### Short problem
Each line that holds the word "bottom" should be returned.

### Supplied material
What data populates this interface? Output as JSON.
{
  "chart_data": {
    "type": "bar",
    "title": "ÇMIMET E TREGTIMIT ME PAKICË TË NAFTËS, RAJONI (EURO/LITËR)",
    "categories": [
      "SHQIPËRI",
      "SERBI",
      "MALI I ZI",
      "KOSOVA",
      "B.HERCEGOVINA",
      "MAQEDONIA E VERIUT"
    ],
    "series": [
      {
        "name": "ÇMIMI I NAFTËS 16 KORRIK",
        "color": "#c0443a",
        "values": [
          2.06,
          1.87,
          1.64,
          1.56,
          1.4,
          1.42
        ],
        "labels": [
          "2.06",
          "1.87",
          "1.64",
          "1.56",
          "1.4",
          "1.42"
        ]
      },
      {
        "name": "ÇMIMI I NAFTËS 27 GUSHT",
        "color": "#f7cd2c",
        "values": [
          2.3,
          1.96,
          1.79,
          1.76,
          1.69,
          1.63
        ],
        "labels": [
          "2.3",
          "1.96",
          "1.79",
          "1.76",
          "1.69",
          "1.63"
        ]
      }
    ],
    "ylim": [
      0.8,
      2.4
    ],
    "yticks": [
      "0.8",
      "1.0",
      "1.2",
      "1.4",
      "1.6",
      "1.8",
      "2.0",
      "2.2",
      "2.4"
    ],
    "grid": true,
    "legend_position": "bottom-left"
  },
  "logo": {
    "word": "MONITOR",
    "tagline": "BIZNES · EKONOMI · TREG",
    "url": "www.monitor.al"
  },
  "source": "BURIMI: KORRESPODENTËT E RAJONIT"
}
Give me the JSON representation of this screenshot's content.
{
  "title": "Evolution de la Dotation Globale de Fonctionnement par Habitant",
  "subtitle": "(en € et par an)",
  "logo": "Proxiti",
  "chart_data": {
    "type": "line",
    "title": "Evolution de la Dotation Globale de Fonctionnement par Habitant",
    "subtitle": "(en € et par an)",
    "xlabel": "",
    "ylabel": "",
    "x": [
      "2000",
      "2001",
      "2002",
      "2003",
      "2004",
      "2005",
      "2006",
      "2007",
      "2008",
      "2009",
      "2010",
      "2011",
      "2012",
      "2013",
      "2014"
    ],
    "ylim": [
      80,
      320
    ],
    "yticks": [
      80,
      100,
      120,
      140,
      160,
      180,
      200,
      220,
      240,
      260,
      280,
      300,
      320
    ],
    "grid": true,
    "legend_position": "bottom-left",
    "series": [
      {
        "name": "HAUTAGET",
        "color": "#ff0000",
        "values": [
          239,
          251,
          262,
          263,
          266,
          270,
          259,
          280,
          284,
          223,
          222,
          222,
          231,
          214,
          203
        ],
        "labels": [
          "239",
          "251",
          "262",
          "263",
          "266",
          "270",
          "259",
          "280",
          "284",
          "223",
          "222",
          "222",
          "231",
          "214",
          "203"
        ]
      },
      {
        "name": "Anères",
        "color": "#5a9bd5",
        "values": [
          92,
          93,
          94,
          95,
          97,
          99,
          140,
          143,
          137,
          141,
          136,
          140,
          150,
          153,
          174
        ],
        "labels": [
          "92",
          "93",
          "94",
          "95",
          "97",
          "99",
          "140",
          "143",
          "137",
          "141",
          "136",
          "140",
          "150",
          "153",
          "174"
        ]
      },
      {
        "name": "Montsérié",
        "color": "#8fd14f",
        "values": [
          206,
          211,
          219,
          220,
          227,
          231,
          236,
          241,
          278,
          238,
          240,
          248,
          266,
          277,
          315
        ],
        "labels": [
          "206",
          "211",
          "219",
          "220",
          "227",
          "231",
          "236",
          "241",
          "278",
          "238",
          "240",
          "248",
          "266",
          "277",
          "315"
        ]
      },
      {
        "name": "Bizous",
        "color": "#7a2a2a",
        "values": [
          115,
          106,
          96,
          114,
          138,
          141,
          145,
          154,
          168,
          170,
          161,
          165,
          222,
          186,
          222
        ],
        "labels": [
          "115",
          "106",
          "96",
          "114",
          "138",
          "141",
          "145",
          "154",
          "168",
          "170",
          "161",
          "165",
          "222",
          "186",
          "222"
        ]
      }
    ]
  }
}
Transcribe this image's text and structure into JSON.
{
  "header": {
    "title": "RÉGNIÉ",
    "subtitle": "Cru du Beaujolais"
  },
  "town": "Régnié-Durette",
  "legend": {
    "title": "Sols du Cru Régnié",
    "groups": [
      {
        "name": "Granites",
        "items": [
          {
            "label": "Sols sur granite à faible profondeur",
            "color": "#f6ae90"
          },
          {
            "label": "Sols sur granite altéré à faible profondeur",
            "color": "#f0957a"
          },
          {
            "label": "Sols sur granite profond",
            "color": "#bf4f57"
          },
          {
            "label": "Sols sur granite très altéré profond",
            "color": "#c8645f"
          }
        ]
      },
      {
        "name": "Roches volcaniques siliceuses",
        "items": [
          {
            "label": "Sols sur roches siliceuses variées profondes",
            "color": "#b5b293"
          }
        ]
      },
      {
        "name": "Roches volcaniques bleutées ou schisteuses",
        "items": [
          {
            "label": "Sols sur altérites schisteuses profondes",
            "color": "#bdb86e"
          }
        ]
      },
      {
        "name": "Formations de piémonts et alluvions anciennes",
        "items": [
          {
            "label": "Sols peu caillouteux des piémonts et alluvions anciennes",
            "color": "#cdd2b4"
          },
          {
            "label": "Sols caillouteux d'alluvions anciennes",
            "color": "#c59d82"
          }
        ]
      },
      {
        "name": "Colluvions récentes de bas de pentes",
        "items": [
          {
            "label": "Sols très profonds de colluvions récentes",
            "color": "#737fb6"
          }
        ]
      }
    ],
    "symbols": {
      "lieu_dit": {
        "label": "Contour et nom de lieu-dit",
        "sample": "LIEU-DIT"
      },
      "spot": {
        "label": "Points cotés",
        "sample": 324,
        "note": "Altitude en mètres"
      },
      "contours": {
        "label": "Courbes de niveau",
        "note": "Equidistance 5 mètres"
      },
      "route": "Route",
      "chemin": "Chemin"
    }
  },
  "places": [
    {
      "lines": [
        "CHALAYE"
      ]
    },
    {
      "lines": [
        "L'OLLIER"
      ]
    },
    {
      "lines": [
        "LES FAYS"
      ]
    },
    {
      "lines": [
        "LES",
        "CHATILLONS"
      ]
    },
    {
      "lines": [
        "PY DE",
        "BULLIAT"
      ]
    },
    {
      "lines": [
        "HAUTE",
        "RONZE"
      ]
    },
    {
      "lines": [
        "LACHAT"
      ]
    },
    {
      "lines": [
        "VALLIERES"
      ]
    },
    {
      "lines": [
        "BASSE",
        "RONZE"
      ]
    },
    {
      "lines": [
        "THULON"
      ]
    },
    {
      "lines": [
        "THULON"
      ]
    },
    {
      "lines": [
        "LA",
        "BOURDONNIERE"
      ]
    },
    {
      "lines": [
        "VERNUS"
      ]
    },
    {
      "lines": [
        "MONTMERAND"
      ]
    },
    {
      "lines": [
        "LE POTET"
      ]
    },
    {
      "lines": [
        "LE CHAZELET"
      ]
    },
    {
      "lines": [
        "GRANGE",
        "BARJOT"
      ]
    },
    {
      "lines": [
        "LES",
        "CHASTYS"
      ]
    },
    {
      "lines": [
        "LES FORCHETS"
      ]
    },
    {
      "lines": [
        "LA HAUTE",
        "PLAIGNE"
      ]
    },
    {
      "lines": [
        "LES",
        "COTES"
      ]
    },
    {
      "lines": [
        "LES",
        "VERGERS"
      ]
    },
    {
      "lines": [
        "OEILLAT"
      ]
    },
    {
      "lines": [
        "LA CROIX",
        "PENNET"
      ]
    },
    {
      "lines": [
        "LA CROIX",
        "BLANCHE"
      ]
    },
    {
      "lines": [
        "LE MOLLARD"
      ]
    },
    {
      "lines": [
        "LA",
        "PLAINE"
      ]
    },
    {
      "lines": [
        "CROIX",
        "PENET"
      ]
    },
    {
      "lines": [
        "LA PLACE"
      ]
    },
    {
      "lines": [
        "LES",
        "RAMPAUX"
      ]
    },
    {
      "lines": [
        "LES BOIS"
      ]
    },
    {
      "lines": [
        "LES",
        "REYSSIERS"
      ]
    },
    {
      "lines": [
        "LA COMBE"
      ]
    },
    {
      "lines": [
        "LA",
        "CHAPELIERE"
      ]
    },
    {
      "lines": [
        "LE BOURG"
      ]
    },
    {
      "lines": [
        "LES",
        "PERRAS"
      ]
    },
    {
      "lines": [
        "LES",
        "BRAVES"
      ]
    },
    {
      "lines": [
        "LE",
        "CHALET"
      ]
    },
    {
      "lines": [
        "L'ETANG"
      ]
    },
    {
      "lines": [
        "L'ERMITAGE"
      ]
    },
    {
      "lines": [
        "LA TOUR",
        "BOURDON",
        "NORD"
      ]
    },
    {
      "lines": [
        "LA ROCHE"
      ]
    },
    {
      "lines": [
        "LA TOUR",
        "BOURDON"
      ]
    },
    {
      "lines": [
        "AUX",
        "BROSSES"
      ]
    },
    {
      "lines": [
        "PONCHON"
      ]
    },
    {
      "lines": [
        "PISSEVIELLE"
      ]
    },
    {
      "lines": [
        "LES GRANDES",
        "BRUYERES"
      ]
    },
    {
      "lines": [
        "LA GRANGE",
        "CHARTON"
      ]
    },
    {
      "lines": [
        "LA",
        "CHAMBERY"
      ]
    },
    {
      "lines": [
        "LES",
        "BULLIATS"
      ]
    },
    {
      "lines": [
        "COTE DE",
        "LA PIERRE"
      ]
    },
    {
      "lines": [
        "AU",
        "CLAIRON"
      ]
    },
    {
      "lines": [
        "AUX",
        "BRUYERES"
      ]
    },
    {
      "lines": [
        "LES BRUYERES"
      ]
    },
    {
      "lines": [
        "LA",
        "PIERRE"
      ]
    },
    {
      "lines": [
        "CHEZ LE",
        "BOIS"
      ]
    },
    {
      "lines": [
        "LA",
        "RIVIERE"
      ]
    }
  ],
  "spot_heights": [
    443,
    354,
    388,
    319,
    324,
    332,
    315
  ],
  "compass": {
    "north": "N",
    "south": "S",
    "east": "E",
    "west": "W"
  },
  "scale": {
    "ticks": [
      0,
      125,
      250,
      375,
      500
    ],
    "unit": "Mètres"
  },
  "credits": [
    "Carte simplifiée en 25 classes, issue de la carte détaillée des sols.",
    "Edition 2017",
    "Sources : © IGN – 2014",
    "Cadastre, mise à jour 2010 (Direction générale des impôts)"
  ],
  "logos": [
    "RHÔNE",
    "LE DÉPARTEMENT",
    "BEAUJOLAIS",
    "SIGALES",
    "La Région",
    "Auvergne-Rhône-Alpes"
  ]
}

### Exercise output
    "legend_position": "bottom-left"
    "legend_position": "bottom-left",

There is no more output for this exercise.